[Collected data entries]

++++++

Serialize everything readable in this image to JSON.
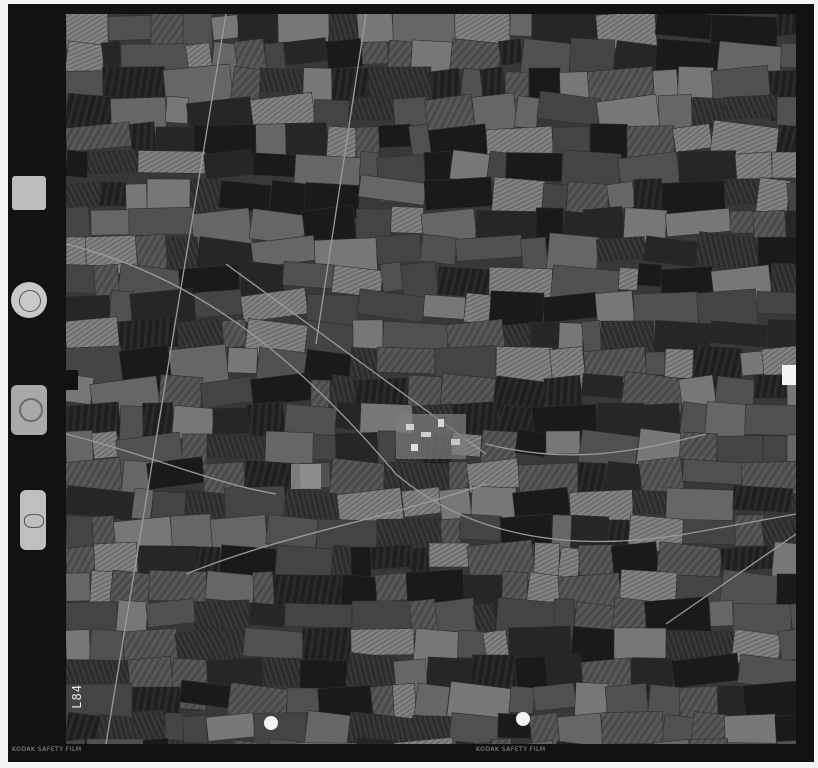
{
  "frame_number": "L84",
  "film_label_left": "KODAK SAFETY FILM",
  "film_label_bottom": "KODAK SAFETY FILM",
  "photo": {
    "subject": "aerial photograph",
    "icon": "aerial-farmland-photo"
  },
  "instruments": [
    {
      "name": "clock-icon"
    },
    {
      "name": "compass-icon"
    },
    {
      "name": "altimeter-icon"
    },
    {
      "name": "level-bubble-icon"
    }
  ]
}
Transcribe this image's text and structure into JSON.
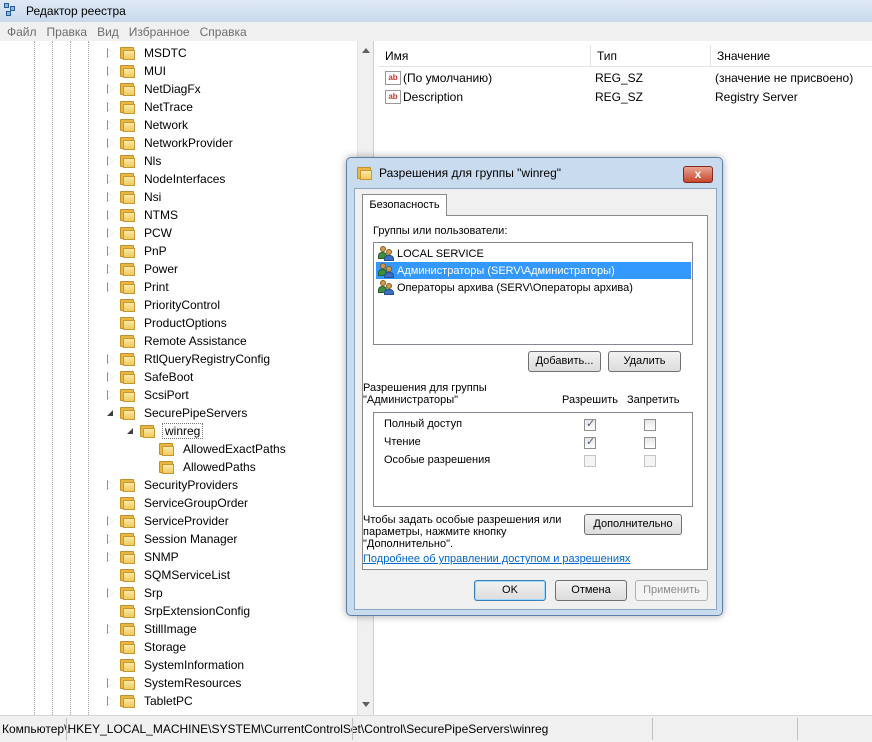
{
  "window": {
    "title": "Редактор реестра"
  },
  "menu": [
    "Файл",
    "Правка",
    "Вид",
    "Избранное",
    "Справка"
  ],
  "tree": {
    "items": [
      {
        "label": "MSDTC",
        "level": 0,
        "state": "closed"
      },
      {
        "label": "MUI",
        "level": 0,
        "state": "closed"
      },
      {
        "label": "NetDiagFx",
        "level": 0,
        "state": "closed"
      },
      {
        "label": "NetTrace",
        "level": 0,
        "state": "closed"
      },
      {
        "label": "Network",
        "level": 0,
        "state": "closed"
      },
      {
        "label": "NetworkProvider",
        "level": 0,
        "state": "closed"
      },
      {
        "label": "Nls",
        "level": 0,
        "state": "closed"
      },
      {
        "label": "NodeInterfaces",
        "level": 0,
        "state": "closed"
      },
      {
        "label": "Nsi",
        "level": 0,
        "state": "closed"
      },
      {
        "label": "NTMS",
        "level": 0,
        "state": "closed"
      },
      {
        "label": "PCW",
        "level": 0,
        "state": "closed"
      },
      {
        "label": "PnP",
        "level": 0,
        "state": "closed"
      },
      {
        "label": "Power",
        "level": 0,
        "state": "closed"
      },
      {
        "label": "Print",
        "level": 0,
        "state": "closed"
      },
      {
        "label": "PriorityControl",
        "level": 0,
        "state": "none"
      },
      {
        "label": "ProductOptions",
        "level": 0,
        "state": "none"
      },
      {
        "label": "Remote Assistance",
        "level": 0,
        "state": "none"
      },
      {
        "label": "RtlQueryRegistryConfig",
        "level": 0,
        "state": "closed"
      },
      {
        "label": "SafeBoot",
        "level": 0,
        "state": "closed"
      },
      {
        "label": "ScsiPort",
        "level": 0,
        "state": "closed"
      },
      {
        "label": "SecurePipeServers",
        "level": 0,
        "state": "open"
      },
      {
        "label": "winreg",
        "level": 1,
        "state": "open",
        "selected": true
      },
      {
        "label": "AllowedExactPaths",
        "level": 2,
        "state": "none"
      },
      {
        "label": "AllowedPaths",
        "level": 2,
        "state": "none"
      },
      {
        "label": "SecurityProviders",
        "level": 0,
        "state": "closed"
      },
      {
        "label": "ServiceGroupOrder",
        "level": 0,
        "state": "none"
      },
      {
        "label": "ServiceProvider",
        "level": 0,
        "state": "closed"
      },
      {
        "label": "Session Manager",
        "level": 0,
        "state": "closed"
      },
      {
        "label": "SNMP",
        "level": 0,
        "state": "closed"
      },
      {
        "label": "SQMServiceList",
        "level": 0,
        "state": "none"
      },
      {
        "label": "Srp",
        "level": 0,
        "state": "closed"
      },
      {
        "label": "SrpExtensionConfig",
        "level": 0,
        "state": "none"
      },
      {
        "label": "StillImage",
        "level": 0,
        "state": "closed"
      },
      {
        "label": "Storage",
        "level": 0,
        "state": "none"
      },
      {
        "label": "SystemInformation",
        "level": 0,
        "state": "none"
      },
      {
        "label": "SystemResources",
        "level": 0,
        "state": "closed"
      },
      {
        "label": "TabletPC",
        "level": 0,
        "state": "closed"
      }
    ]
  },
  "list": {
    "columns": [
      "Имя",
      "Тип",
      "Значение"
    ],
    "rows": [
      {
        "name": "(По умолчанию)",
        "type": "REG_SZ",
        "value": "(значение не присвоено)"
      },
      {
        "name": "Description",
        "type": "REG_SZ",
        "value": "Registry Server"
      }
    ]
  },
  "status": {
    "path": "Компьютер\\HKEY_LOCAL_MACHINE\\SYSTEM\\CurrentControlSet\\Control\\SecurePipeServers\\winreg"
  },
  "dialog": {
    "title": "Разрешения для группы \"winreg\"",
    "close_label": "x",
    "tab": "Безопасность",
    "groups_label": "Группы или пользователи:",
    "users": [
      {
        "name": "LOCAL SERVICE",
        "selected": false
      },
      {
        "name": "Администраторы (SERV\\Администраторы)",
        "selected": true
      },
      {
        "name": "Операторы архива (SERV\\Операторы архива)",
        "selected": false
      }
    ],
    "add_button": "Добавить...",
    "remove_button": "Удалить",
    "perm_label_1": "Разрешения для группы",
    "perm_label_2": "\"Администраторы\"",
    "allow_label": "Разрешить",
    "deny_label": "Запретить",
    "permissions": [
      {
        "name": "Полный доступ",
        "allow": true,
        "deny": false,
        "disabled": false
      },
      {
        "name": "Чтение",
        "allow": true,
        "deny": false,
        "disabled": false
      },
      {
        "name": "Особые разрешения",
        "allow": false,
        "deny": false,
        "disabled": true
      }
    ],
    "special_text_1": "Чтобы задать особые разрешения или",
    "special_text_2": "параметры, нажмите кнопку",
    "special_text_3": "\"Дополнительно\".",
    "advanced_button": "Дополнительно",
    "link": "Подробнее об управлении доступом и разрешениях",
    "ok_button": "OK",
    "cancel_button": "Отмена",
    "apply_button": "Применить"
  }
}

++++++

→ EXERCISE DIRECTIONS
Reproduce every record above exactly, omitting the pictures.

→ EXERCISE SOLUTION
Serialize everything readable in this image to JSON.
{
  "frame_number": "L84",
  "film_label_left": "KODAK SAFETY FILM",
  "film_label_bottom": "KODAK SAFETY FILM",
  "photo": {
    "subject": "aerial photograph",
    "icon": "aerial-farmland-photo"
  },
  "instruments": [
    {
      "name": "clock-icon"
    },
    {
      "name": "compass-icon"
    },
    {
      "name": "altimeter-icon"
    },
    {
      "name": "level-bubble-icon"
    }
  ]
}
Transcribe this image's text and structure into JSON.
{
  "window": {
    "title": "Редактор реестра"
  },
  "menu": [
    "Файл",
    "Правка",
    "Вид",
    "Избранное",
    "Справка"
  ],
  "tree": {
    "items": [
      {
        "label": "MSDTC",
        "level": 0,
        "state": "closed"
      },
      {
        "label": "MUI",
        "level": 0,
        "state": "closed"
      },
      {
        "label": "NetDiagFx",
        "level": 0,
        "state": "closed"
      },
      {
        "label": "NetTrace",
        "level": 0,
        "state": "closed"
      },
      {
        "label": "Network",
        "level": 0,
        "state": "closed"
      },
      {
        "label": "NetworkProvider",
        "level": 0,
        "state": "closed"
      },
      {
        "label": "Nls",
        "level": 0,
        "state": "closed"
      },
      {
        "label": "NodeInterfaces",
        "level": 0,
        "state": "closed"
      },
      {
        "label": "Nsi",
        "level": 0,
        "state": "closed"
      },
      {
        "label": "NTMS",
        "level": 0,
        "state": "closed"
      },
      {
        "label": "PCW",
        "level": 0,
        "state": "closed"
      },
      {
        "label": "PnP",
        "level": 0,
        "state": "closed"
      },
      {
        "label": "Power",
        "level": 0,
        "state": "closed"
      },
      {
        "label": "Print",
        "level": 0,
        "state": "closed"
      },
      {
        "label": "PriorityControl",
        "level": 0,
        "state": "none"
      },
      {
        "label": "ProductOptions",
        "level": 0,
        "state": "none"
      },
      {
        "label": "Remote Assistance",
        "level": 0,
        "state": "none"
      },
      {
        "label": "RtlQueryRegistryConfig",
        "level": 0,
        "state": "closed"
      },
      {
        "label": "SafeBoot",
        "level": 0,
        "state": "closed"
      },
      {
        "label": "ScsiPort",
        "level": 0,
        "state": "closed"
      },
      {
        "label": "SecurePipeServers",
        "level": 0,
        "state": "open"
      },
      {
        "label": "winreg",
        "level": 1,
        "state": "open",
        "selected": true
      },
      {
        "label": "AllowedExactPaths",
        "level": 2,
        "state": "none"
      },
      {
        "label": "AllowedPaths",
        "level": 2,
        "state": "none"
      },
      {
        "label": "SecurityProviders",
        "level": 0,
        "state": "closed"
      },
      {
        "label": "ServiceGroupOrder",
        "level": 0,
        "state": "none"
      },
      {
        "label": "ServiceProvider",
        "level": 0,
        "state": "closed"
      },
      {
        "label": "Session Manager",
        "level": 0,
        "state": "closed"
      },
      {
        "label": "SNMP",
        "level": 0,
        "state": "closed"
      },
      {
        "label": "SQMServiceList",
        "level": 0,
        "state": "none"
      },
      {
        "label": "Srp",
        "level": 0,
        "state": "closed"
      },
      {
        "label": "SrpExtensionConfig",
        "level": 0,
        "state": "none"
      },
      {
        "label": "StillImage",
        "level": 0,
        "state": "closed"
      },
      {
        "label": "Storage",
        "level": 0,
        "state": "none"
      },
      {
        "label": "SystemInformation",
        "level": 0,
        "state": "none"
      },
      {
        "label": "SystemResources",
        "level": 0,
        "state": "closed"
      },
      {
        "label": "TabletPC",
        "level": 0,
        "state": "closed"
      }
    ]
  },
  "list": {
    "columns": [
      "Имя",
      "Тип",
      "Значение"
    ],
    "rows": [
      {
        "name": "(По умолчанию)",
        "type": "REG_SZ",
        "value": "(значение не присвоено)"
      },
      {
        "name": "Description",
        "type": "REG_SZ",
        "value": "Registry Server"
      }
    ]
  },
  "status": {
    "path": "Компьютер\\HKEY_LOCAL_MACHINE\\SYSTEM\\CurrentControlSet\\Control\\SecurePipeServers\\winreg"
  },
  "dialog": {
    "title": "Разрешения для группы \"winreg\"",
    "close_label": "x",
    "tab": "Безопасность",
    "groups_label": "Группы или пользователи:",
    "users": [
      {
        "name": "LOCAL SERVICE",
        "selected": false
      },
      {
        "name": "Администраторы (SERV\\Администраторы)",
        "selected": true
      },
      {
        "name": "Операторы архива (SERV\\Операторы архива)",
        "selected": false
      }
    ],
    "add_button": "Добавить...",
    "remove_button": "Удалить",
    "perm_label_1": "Разрешения для группы",
    "perm_label_2": "\"Администраторы\"",
    "allow_label": "Разрешить",
    "deny_label": "Запретить",
    "permissions": [
      {
        "name": "Полный доступ",
        "allow": true,
        "deny": false,
        "disabled": false
      },
      {
        "name": "Чтение",
        "allow": true,
        "deny": false,
        "disabled": false
      },
      {
        "name": "Особые разрешения",
        "allow": false,
        "deny": false,
        "disabled": true
      }
    ],
    "special_text_1": "Чтобы задать особые разрешения или",
    "special_text_2": "параметры, нажмите кнопку",
    "special_text_3": "\"Дополнительно\".",
    "advanced_button": "Дополнительно",
    "link": "Подробнее об управлении доступом и разрешениях",
    "ok_button": "OK",
    "cancel_button": "Отмена",
    "apply_button": "Применить"
  }
}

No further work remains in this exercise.